YOUR TASK: Check every line below for the word "text" and copy the ones that have it.

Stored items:
⟨

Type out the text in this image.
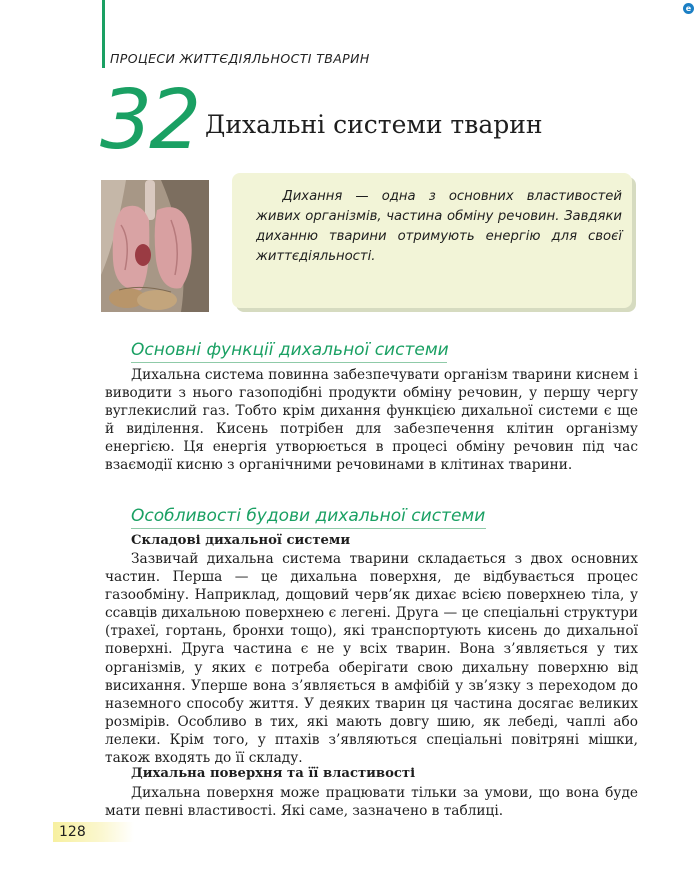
ПРОЦЕСИ ЖИТТЄДІЯЛЬНОСТІ ТВАРИН
e
32 Дихальні системи тварин

Дихання — одна з основних властивостей живих організмів, частина обміну речовин. Завдяки диханню тварини отримують енергію для своєї життєдіяльності.

Основні функції дихальної системи

Дихальна система повинна забезпечувати організм тварини киснем і виводити з нього газоподібні продукти обміну речовин, у першу чергу вуглекислий газ. Тобто крім дихання функцією дихальної системи є ще й виділення. Кисень потрібен для забезпечення клітин організму енергією. Ця енергія утворюється в процесі обміну речовин під час взаємодії кисню з органічними речовинами в клітинах тварини.

Особливості будови дихальної системи
Складові дихальної системи

Зазвичай дихальна система тварини складається з двох основних частин. Перша — це дихальна поверхня, де відбувається процес газообміну. Наприклад, дощовий черв’як дихає всією поверхнею тіла, у ссавців дихальною поверхнею є легені. Друга — це спеціальні структури (трахеї, гортань, бронхи тощо), які транспортують кисень до дихальної поверхні. Друга частина є не у всіх тварин. Вона з’являється у тих організмів, у яких є потреба оберігати свою дихальну поверхню від висихання. Уперше вона з’являється в амфібій у зв’язку з переходом до наземного способу життя. У деяких тварин ця частина досягає великих розмірів. Особливо в тих, які мають довгу шию, як лебеді, чаплі або лелеки. Крім того, у птахів з’являються спеціальні повітряні мішки, також входять до її складу.

Дихальна поверхня та її властивості

Дихальна поверхня може працювати тільки за умови, що вона буде мати певні властивості. Які саме, зазначено в таблиці.

128
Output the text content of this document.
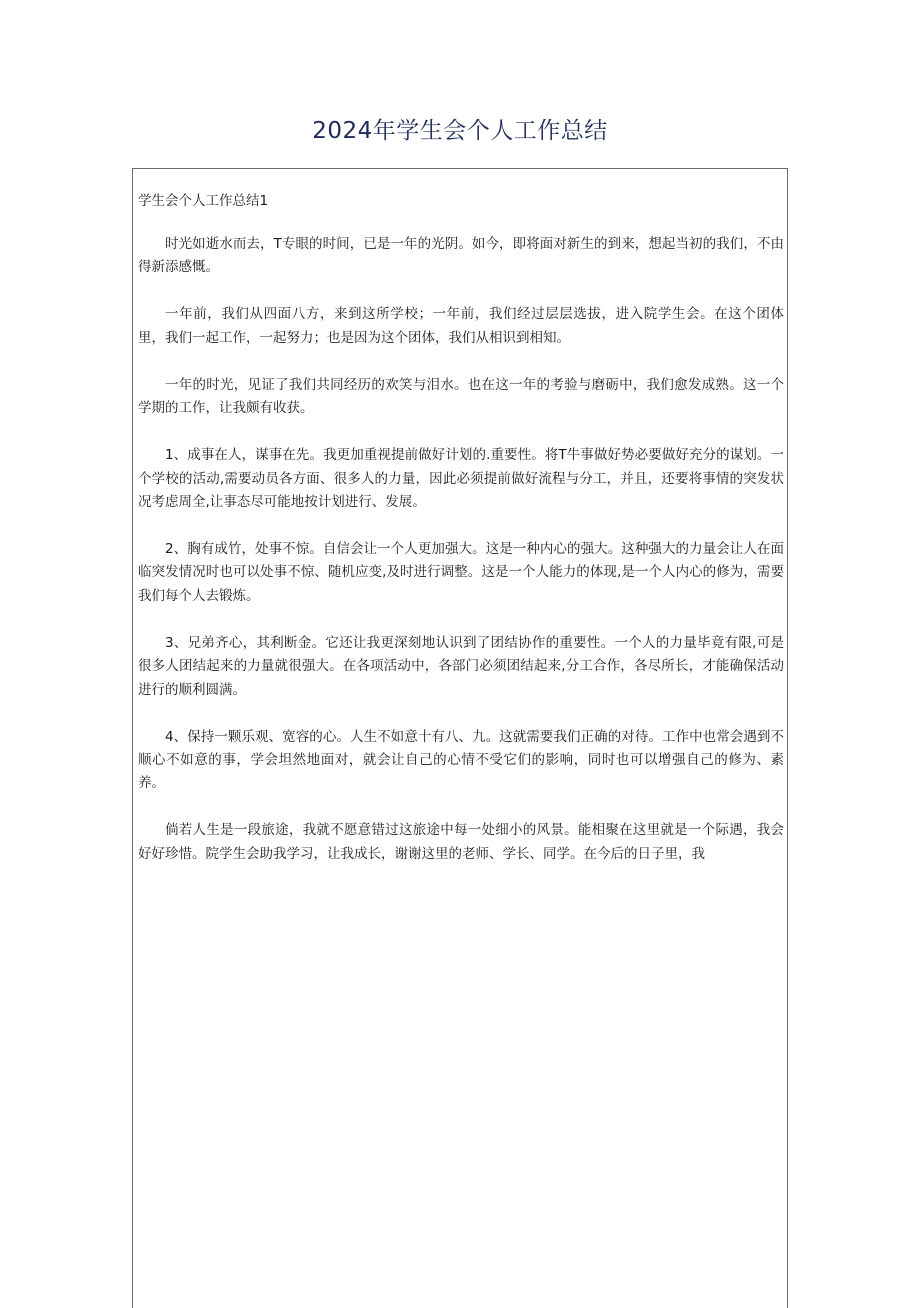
2024年学生会个人工作总结
学生会个人工作总结1

时光如逝水而去，T专眼的时间，已是一年的光阴。如今，即将面对新生的到来，想起当初的我们，不由得新添感慨。

一年前，我们从四面八方，来到这所学校；一年前，我们经过层层选拔，进入院学生会。在这个团体里，我们一起工作，一起努力；也是因为这个团体，我们从相识到相知。

一年的时光，见证了我们共同经历的欢笑与泪水。也在这一年的考验与磨砺中，我们愈发成熟。这一个学期的工作，让我颇有收获。

1、成事在人，谋事在先。我更加重视提前做好计划的.重要性。将T牛事做好势必要做好充分的谋划。一个学校的活动,需要动员各方面、很多人的力量，因此必须提前做好流程与分工，并且，还要将事情的突发状况考虑周全,让事态尽可能地按计划进行、发展。

2、胸有成竹，处事不惊。自信会让一个人更加强大。这是一种内心的强大。这种强大的力量会让人在面临突发情况时也可以处事不惊、随机应变,及时进行调整。这是一个人能力的体现,是一个人内心的修为，需要我们每个人去锻炼。

3、兄弟齐心，其利断金。它还让我更深刻地认识到了团结协作的重要性。一个人的力量毕竟有限,可是很多人团结起来的力量就很强大。在各项活动中，各部门必须团结起来,分工合作，各尽所长，才能确保活动进行的顺利圆满。

4、保持一颗乐观、宽容的心。人生不如意十有八、九。这就需要我们正确的对待。工作中也常会遇到不顺心不如意的事，学会坦然地面对，就会让自己的心情不受它们的影响，同时也可以增强自己的修为、素养。

倘若人生是一段旅途，我就不愿意错过这旅途中每一处细小的风景。能相聚在这里就是一个际遇，我会好好珍惜。院学生会助我学习，让我成长，谢谢这里的老师、学长、同学。在今后的日子里，我
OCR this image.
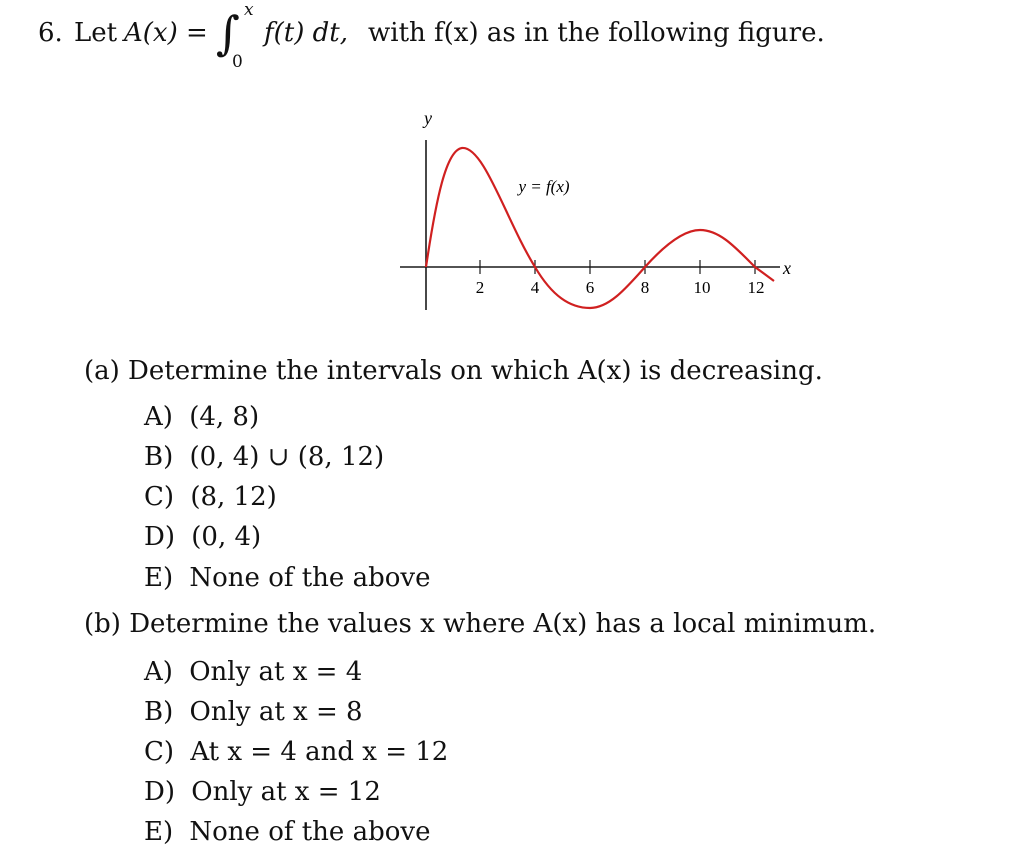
6. Let A(x) = ∫ x
0
f(t) dt, with f(x) as in the following figure.
2	4	6	8	10 12
y
x
y = f(x)
(a) Determine the intervals on which A(x) is decreasing.
A) (4, 8)
B) (0, 4) ∪ (8, 12)
C) (8, 12)
D) (0, 4)
E) None of the above
(b) Determine the values x where A(x) has a local minimum.
A) Only at x = 4
B) Only at x = 8
C) At x = 4 and x = 12
D) Only at x = 12
E) None of the above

⟩

SOLUTION FOR THIS TASK:
Type out the text in this image.
Output the text content of this document.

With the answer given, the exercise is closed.